Short problem:
Rewrite the stretch of items from the start through the line containing "- watermark: hikersbay.com: [0, 1139, 1600, 1160]", replacing every "bar-slot" with "bar-column" and leaving all else unchanged.

(Dataset rows)
══════════

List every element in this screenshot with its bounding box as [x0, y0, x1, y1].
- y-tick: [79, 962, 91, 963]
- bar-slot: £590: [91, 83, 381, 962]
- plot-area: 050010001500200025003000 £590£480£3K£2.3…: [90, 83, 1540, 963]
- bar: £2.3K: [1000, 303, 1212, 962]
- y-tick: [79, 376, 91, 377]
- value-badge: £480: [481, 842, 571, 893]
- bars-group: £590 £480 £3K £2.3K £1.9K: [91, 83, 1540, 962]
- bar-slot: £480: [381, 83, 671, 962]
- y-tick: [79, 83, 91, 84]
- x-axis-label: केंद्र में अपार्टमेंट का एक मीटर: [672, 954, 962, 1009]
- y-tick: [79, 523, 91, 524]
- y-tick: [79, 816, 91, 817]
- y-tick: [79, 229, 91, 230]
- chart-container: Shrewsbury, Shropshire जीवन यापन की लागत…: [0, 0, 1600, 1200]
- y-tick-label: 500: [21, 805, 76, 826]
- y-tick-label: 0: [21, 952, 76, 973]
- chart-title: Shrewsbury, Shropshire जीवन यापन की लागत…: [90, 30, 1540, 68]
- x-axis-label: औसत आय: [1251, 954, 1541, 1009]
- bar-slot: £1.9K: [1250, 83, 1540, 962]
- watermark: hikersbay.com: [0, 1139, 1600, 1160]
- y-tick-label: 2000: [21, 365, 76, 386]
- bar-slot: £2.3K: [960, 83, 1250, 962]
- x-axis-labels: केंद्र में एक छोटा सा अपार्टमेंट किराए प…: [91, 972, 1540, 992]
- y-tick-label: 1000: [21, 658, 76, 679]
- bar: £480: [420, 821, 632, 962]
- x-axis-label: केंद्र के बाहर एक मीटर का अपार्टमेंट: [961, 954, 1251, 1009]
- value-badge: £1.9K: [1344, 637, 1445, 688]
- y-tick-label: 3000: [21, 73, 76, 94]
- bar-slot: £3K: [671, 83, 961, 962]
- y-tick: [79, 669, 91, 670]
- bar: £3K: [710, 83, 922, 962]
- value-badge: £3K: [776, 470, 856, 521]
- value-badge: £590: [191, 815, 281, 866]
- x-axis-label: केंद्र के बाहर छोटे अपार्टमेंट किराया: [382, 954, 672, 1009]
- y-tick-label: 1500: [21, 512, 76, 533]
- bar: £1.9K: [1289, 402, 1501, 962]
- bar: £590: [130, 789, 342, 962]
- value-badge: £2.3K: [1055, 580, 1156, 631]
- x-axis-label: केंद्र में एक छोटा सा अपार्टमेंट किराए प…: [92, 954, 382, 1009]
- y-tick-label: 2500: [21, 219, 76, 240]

══════════

Written answer:
List every element in this screenshot with its bounding box as [x0, y0, x1, y1].
- y-tick: [79, 962, 91, 963]
- bar-column: £590: [91, 83, 381, 962]
- plot-area: 050010001500200025003000 £590£480£3K£2.3…: [90, 83, 1540, 963]
- bar: £2.3K: [1000, 303, 1212, 962]
- y-tick: [79, 376, 91, 377]
- value-badge: £480: [481, 842, 571, 893]
- bars-group: £590 £480 £3K £2.3K £1.9K: [91, 83, 1540, 962]
- bar-column: £480: [381, 83, 671, 962]
- y-tick: [79, 83, 91, 84]
- x-axis-label: केंद्र में अपार्टमेंट का एक मीटर: [672, 954, 962, 1009]
- y-tick: [79, 523, 91, 524]
- y-tick: [79, 816, 91, 817]
- y-tick: [79, 229, 91, 230]
- chart-container: Shrewsbury, Shropshire जीवन यापन की लागत…: [0, 0, 1600, 1200]
- y-tick-label: 500: [21, 805, 76, 826]
- y-tick-label: 0: [21, 952, 76, 973]
- chart-title: Shrewsbury, Shropshire जीवन यापन की लागत…: [90, 30, 1540, 68]
- x-axis-label: औसत आय: [1251, 954, 1541, 1009]
- bar-column: £1.9K: [1250, 83, 1540, 962]
- watermark: hikersbay.com: [0, 1139, 1600, 1160]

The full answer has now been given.